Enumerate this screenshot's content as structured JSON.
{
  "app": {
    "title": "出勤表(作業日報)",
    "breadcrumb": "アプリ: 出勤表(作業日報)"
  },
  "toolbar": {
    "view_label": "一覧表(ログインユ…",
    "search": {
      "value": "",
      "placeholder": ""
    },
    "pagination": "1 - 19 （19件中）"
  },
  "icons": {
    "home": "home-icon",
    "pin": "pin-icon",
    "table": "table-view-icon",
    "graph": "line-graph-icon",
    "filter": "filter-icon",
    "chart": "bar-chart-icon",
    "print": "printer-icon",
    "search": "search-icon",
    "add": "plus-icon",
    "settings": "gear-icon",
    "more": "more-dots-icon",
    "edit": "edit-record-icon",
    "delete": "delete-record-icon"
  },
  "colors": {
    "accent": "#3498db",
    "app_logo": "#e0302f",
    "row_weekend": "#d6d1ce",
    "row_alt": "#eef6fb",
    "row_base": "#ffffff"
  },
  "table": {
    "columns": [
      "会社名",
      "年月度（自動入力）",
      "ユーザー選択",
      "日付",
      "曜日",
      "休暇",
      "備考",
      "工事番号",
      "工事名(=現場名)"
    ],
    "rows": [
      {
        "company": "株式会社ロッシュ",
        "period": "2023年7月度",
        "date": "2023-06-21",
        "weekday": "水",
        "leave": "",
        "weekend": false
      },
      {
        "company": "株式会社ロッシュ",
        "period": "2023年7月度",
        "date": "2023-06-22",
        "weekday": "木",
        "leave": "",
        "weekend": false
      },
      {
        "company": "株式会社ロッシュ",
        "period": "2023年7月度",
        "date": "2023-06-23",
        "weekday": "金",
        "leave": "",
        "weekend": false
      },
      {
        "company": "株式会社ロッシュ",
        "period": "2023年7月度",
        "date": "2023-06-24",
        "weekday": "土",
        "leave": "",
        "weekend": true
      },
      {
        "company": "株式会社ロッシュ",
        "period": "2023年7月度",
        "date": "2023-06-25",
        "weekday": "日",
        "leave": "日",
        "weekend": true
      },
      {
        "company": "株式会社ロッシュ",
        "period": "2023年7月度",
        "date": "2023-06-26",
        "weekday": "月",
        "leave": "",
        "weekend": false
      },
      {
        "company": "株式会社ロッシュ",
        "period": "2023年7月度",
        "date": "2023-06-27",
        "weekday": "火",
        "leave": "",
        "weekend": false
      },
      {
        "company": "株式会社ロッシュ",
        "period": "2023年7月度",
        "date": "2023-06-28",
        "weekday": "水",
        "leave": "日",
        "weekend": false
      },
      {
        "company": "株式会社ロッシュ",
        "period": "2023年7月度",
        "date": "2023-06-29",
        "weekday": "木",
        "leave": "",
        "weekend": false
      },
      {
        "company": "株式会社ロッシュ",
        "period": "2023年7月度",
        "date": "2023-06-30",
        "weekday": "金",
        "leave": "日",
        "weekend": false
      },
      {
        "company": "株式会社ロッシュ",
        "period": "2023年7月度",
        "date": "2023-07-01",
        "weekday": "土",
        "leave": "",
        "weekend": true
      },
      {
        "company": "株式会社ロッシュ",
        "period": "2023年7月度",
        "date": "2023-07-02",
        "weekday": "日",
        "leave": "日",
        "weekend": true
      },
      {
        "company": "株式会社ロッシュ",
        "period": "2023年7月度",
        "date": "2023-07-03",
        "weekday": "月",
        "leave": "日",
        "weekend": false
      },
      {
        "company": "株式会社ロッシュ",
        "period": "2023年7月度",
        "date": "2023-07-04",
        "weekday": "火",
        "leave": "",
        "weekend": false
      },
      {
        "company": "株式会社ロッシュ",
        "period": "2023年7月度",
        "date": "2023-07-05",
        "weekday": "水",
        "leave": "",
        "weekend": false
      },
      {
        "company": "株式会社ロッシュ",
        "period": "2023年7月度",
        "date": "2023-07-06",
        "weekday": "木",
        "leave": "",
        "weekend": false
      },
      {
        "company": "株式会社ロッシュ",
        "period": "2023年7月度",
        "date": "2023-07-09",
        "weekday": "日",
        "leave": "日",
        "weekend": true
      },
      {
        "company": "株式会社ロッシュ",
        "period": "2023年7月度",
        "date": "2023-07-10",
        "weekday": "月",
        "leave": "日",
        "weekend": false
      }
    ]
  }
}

**DIRECTIVE**
Extract all of the data shown above without alteration.

**RESULT FOR THIS EXERCISE**
Enumerate this screenshot's content as structured JSON.
{
  "app": {
    "title": "出勤表(作業日報)",
    "breadcrumb": "アプリ: 出勤表(作業日報)"
  },
  "toolbar": {
    "view_label": "一覧表(ログインユ…",
    "search": {
      "value": "",
      "placeholder": ""
    },
    "pagination": "1 - 19 （19件中）"
  },
  "icons": {
    "home": "home-icon",
    "pin": "pin-icon",
    "table": "table-view-icon",
    "graph": "line-graph-icon",
    "filter": "filter-icon",
    "chart": "bar-chart-icon",
    "print": "printer-icon",
    "search": "search-icon",
    "add": "plus-icon",
    "settings": "gear-icon",
    "more": "more-dots-icon",
    "edit": "edit-record-icon",
    "delete": "delete-record-icon"
  },
  "colors": {
    "accent": "#3498db",
    "app_logo": "#e0302f",
    "row_weekend": "#d6d1ce",
    "row_alt": "#eef6fb",
    "row_base": "#ffffff"
  },
  "table": {
    "columns": [
      "会社名",
      "年月度（自動入力）",
      "ユーザー選択",
      "日付",
      "曜日",
      "休暇",
      "備考",
      "工事番号",
      "工事名(=現場名)"
    ],
    "rows": [
      {
        "company": "株式会社ロッシュ",
        "period": "2023年7月度",
        "date": "2023-06-21",
        "weekday": "水",
        "leave": "",
        "weekend": false
      },
      {
        "company": "株式会社ロッシュ",
        "period": "2023年7月度",
        "date": "2023-06-22",
        "weekday": "木",
        "leave": "",
        "weekend": false
      },
      {
        "company": "株式会社ロッシュ",
        "period": "2023年7月度",
        "date": "2023-06-23",
        "weekday": "金",
        "leave": "",
        "weekend": false
      },
      {
        "company": "株式会社ロッシュ",
        "period": "2023年7月度",
        "date": "2023-06-24",
        "weekday": "土",
        "leave": "",
        "weekend": true
      },
      {
        "company": "株式会社ロッシュ",
        "period": "2023年7月度",
        "date": "2023-06-25",
        "weekday": "日",
        "leave": "日",
        "weekend": true
      },
      {
        "company": "株式会社ロッシュ",
        "period": "2023年7月度",
        "date": "2023-06-26",
        "weekday": "月",
        "leave": "",
        "weekend": false
      },
      {
        "company": "株式会社ロッシュ",
        "period": "2023年7月度",
        "date": "2023-06-27",
        "weekday": "火",
        "leave": "",
        "weekend": false
      },
      {
        "company": "株式会社ロッシュ",
        "period": "2023年7月度",
        "date": "2023-06-28",
        "weekday": "水",
        "leave": "日",
        "weekend": false
      },
      {
        "company": "株式会社ロッシュ",
        "period": "2023年7月度",
        "date": "2023-06-29",
        "weekday": "木",
        "leave": "",
        "weekend": false
      },
      {
        "company": "株式会社ロッシュ",
        "period": "2023年7月度",
        "date": "2023-06-30",
        "weekday": "金",
        "leave": "日",
        "weekend": false
      },
      {
        "company": "株式会社ロッシュ",
        "period": "2023年7月度",
        "date": "2023-07-01",
        "weekday": "土",
        "leave": "",
        "weekend": true
      },
      {
        "company": "株式会社ロッシュ",
        "period": "2023年7月度",
        "date": "2023-07-02",
        "weekday": "日",
        "leave": "日",
        "weekend": true
      },
      {
        "company": "株式会社ロッシュ",
        "period": "2023年7月度",
        "date": "2023-07-03",
        "weekday": "月",
        "leave": "日",
        "weekend": false
      },
      {
        "company": "株式会社ロッシュ",
        "period": "2023年7月度",
        "date": "2023-07-04",
        "weekday": "火",
        "leave": "",
        "weekend": false
      },
      {
        "company": "株式会社ロッシュ",
        "period": "2023年7月度",
        "date": "2023-07-05",
        "weekday": "水",
        "leave": "",
        "weekend": false
      },
      {
        "company": "株式会社ロッシュ",
        "period": "2023年7月度",
        "date": "2023-07-06",
        "weekday": "木",
        "leave": "",
        "weekend": false
      },
      {
        "company": "株式会社ロッシュ",
        "period": "2023年7月度",
        "date": "2023-07-09",
        "weekday": "日",
        "leave": "日",
        "weekend": true
      },
      {
        "company": "株式会社ロッシュ",
        "period": "2023年7月度",
        "date": "2023-07-10",
        "weekday": "月",
        "leave": "日",
        "weekend": false
      }
    ]
  }
}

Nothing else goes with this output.